Copy out every line of the records where the string "this" occurs.

## start Listed entries

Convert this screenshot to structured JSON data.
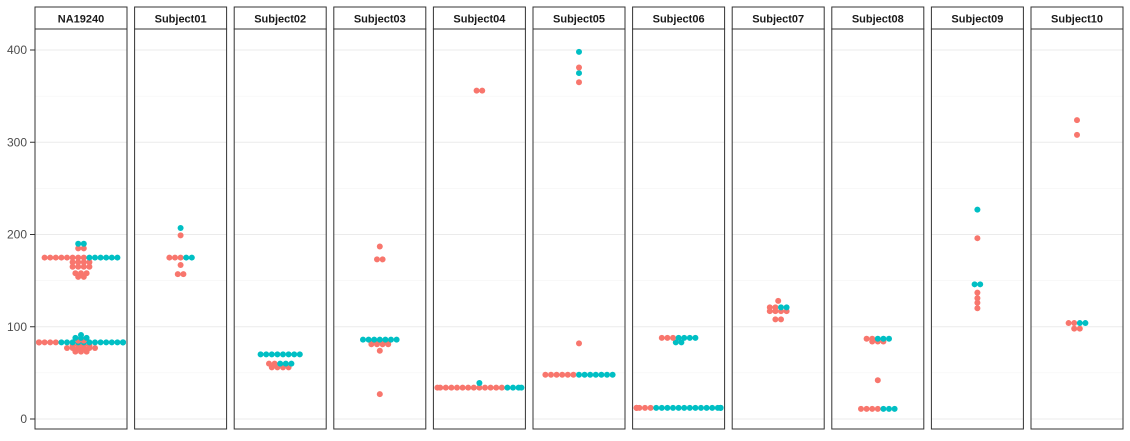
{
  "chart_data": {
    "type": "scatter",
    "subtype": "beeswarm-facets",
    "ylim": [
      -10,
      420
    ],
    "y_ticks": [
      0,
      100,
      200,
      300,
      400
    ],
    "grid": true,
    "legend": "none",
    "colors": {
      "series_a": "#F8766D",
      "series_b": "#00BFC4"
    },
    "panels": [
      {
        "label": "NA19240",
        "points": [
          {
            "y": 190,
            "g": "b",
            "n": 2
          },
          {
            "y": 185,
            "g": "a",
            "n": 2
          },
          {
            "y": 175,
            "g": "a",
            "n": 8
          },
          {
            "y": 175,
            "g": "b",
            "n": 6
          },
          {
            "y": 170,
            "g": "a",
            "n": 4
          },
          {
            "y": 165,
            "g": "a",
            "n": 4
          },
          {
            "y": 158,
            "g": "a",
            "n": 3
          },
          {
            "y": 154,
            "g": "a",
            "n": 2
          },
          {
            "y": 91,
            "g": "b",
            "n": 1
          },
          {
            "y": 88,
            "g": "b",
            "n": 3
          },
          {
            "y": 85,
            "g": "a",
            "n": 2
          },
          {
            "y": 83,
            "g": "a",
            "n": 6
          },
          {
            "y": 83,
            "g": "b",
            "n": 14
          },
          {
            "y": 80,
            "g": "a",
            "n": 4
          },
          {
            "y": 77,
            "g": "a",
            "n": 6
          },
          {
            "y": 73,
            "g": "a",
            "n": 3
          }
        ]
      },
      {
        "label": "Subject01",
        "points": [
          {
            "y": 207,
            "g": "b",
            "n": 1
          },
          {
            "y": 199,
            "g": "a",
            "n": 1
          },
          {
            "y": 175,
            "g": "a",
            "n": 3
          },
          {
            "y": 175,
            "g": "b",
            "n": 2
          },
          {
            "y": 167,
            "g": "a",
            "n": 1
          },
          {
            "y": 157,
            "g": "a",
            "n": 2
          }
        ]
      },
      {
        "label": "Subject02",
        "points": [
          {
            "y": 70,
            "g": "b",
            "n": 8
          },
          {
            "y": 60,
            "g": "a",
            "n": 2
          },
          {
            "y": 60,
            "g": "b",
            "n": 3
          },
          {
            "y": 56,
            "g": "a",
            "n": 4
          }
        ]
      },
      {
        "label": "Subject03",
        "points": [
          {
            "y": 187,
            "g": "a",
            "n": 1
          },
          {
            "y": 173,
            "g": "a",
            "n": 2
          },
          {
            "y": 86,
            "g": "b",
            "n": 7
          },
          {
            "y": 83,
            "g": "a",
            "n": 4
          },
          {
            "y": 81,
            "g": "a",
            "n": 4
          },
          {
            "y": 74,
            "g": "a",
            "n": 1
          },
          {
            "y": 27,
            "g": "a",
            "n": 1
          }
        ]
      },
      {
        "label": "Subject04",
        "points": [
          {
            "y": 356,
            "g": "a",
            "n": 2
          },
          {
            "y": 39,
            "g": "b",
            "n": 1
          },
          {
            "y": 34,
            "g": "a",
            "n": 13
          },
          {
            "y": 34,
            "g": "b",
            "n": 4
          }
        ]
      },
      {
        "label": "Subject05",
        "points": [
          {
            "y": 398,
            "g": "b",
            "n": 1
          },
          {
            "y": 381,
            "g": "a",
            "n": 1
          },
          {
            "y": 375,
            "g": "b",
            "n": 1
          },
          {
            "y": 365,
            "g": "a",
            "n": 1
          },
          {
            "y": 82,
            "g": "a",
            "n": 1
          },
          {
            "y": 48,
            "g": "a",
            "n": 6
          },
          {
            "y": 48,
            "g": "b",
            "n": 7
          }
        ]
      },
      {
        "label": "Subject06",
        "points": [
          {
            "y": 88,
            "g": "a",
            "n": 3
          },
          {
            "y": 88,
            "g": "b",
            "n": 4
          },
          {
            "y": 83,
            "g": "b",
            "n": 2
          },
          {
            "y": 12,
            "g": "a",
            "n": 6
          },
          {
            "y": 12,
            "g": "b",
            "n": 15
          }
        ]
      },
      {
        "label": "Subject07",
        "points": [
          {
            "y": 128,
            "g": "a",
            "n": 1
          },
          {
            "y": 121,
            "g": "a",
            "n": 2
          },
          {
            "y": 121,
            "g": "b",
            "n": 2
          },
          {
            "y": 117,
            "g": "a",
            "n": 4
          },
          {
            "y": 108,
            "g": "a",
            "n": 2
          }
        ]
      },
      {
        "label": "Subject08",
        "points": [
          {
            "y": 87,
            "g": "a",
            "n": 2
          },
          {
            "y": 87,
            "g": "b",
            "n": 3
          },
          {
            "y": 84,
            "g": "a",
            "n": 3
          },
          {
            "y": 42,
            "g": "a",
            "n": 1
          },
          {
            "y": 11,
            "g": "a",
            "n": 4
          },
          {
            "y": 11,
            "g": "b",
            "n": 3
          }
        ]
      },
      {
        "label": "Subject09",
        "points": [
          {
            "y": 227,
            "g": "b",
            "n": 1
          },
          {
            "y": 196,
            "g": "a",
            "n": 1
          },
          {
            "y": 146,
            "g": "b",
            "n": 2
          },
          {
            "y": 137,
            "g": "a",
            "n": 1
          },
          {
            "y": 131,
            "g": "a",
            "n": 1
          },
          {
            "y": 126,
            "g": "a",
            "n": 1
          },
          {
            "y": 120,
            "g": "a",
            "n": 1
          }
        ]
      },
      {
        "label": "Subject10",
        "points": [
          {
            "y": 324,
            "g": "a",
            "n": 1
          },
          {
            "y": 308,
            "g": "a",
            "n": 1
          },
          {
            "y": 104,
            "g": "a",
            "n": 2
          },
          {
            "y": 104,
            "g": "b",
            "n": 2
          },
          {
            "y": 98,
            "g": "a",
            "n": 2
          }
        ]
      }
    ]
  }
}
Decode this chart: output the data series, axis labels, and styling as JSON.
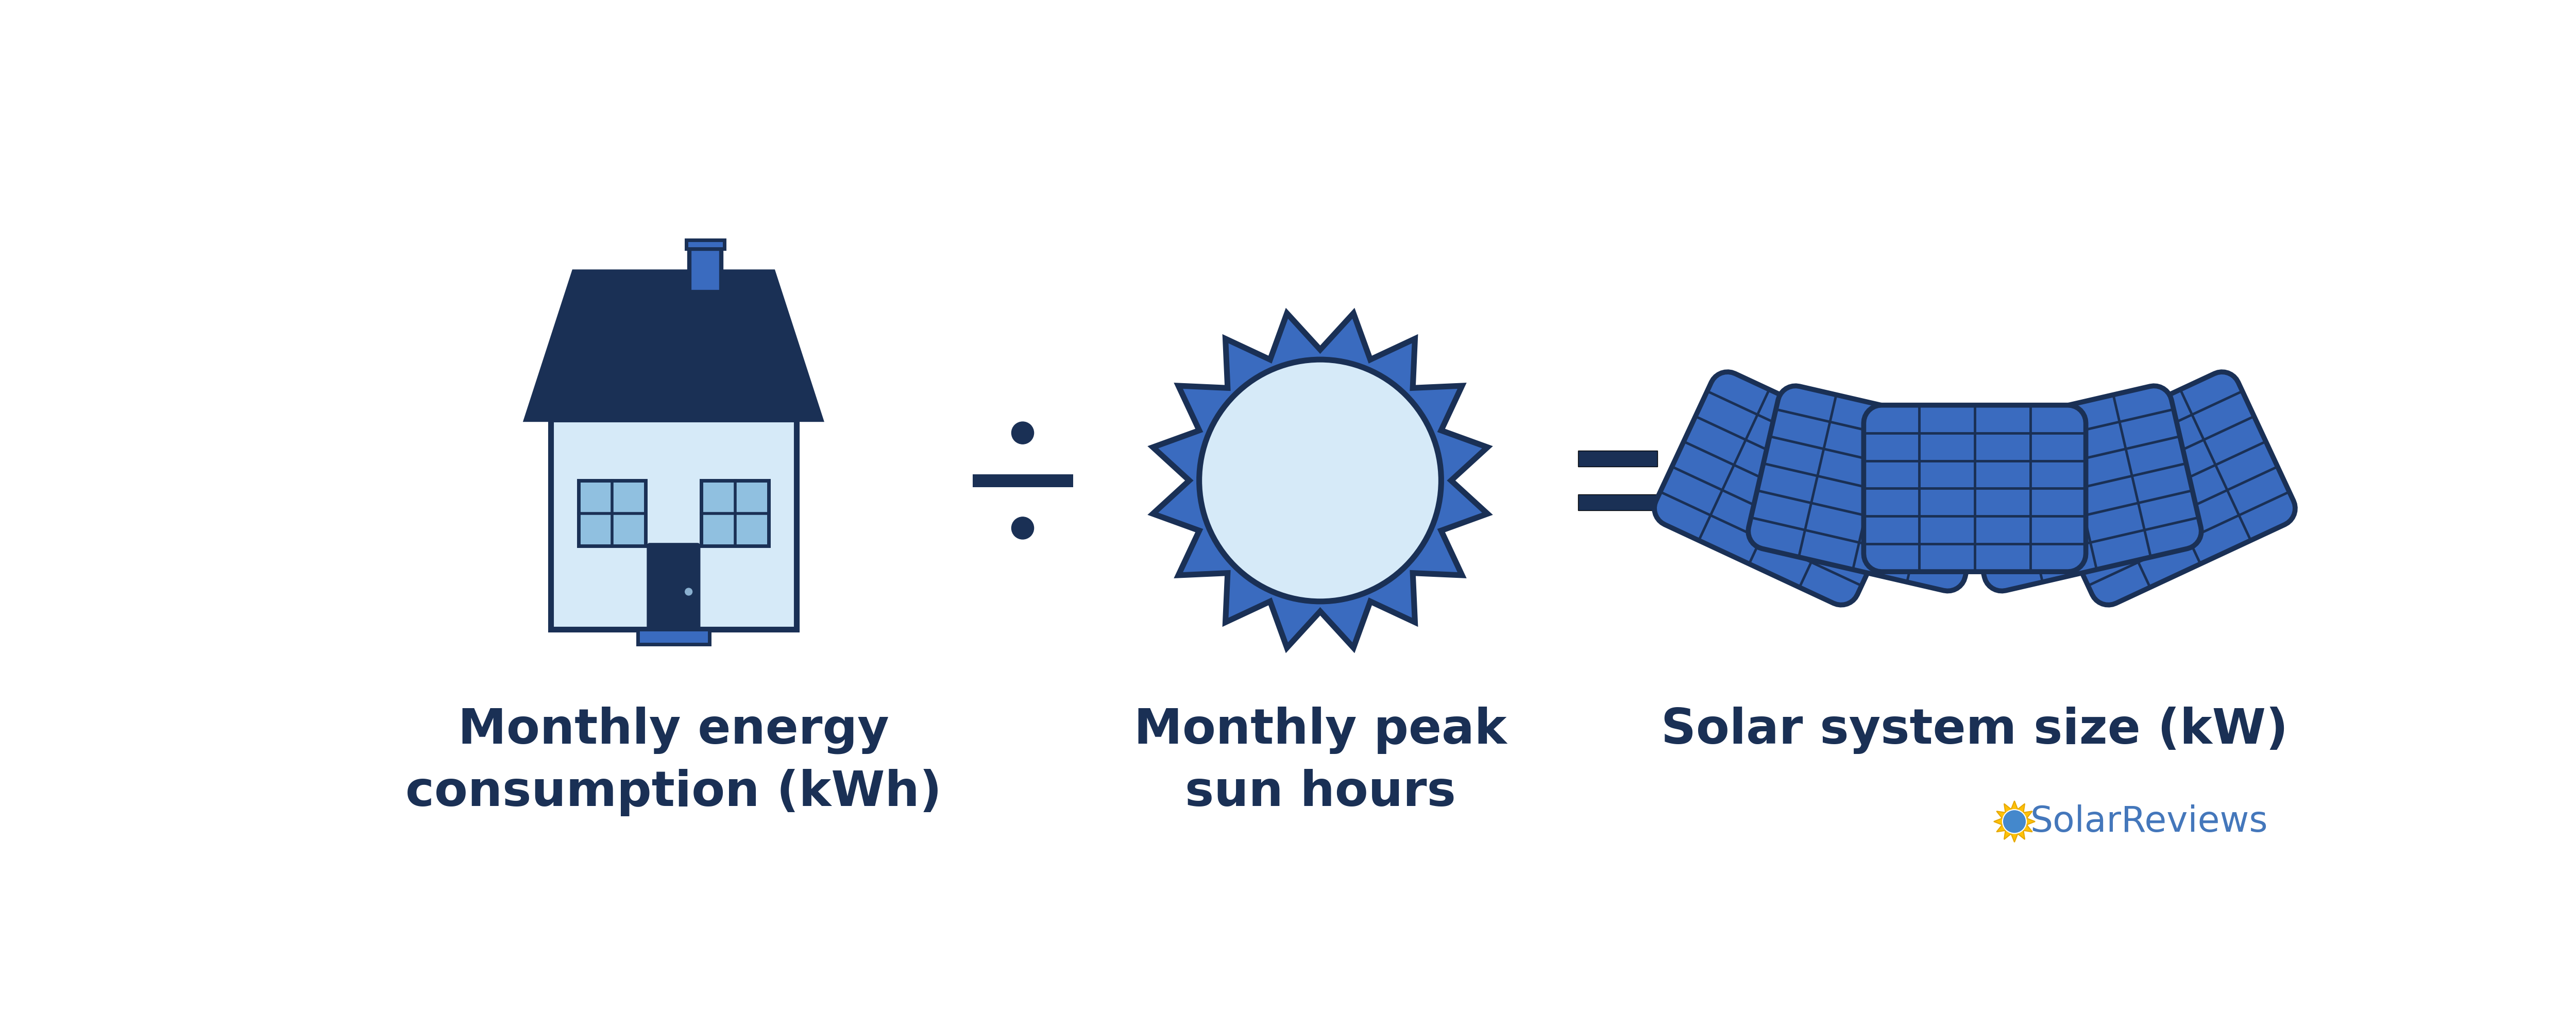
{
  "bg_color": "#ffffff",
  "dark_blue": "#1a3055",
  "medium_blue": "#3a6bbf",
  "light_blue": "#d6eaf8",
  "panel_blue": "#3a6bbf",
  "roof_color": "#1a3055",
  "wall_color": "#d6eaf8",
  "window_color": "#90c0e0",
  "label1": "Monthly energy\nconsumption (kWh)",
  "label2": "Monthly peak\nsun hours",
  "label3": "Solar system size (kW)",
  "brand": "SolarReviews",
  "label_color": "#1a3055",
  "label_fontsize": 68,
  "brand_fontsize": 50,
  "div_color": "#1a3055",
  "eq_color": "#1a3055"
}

## end Listed entries

Result:
Convert this screenshot to structured JSON data.
Decode this chart: output the data series, axis labels, and styling as JSON.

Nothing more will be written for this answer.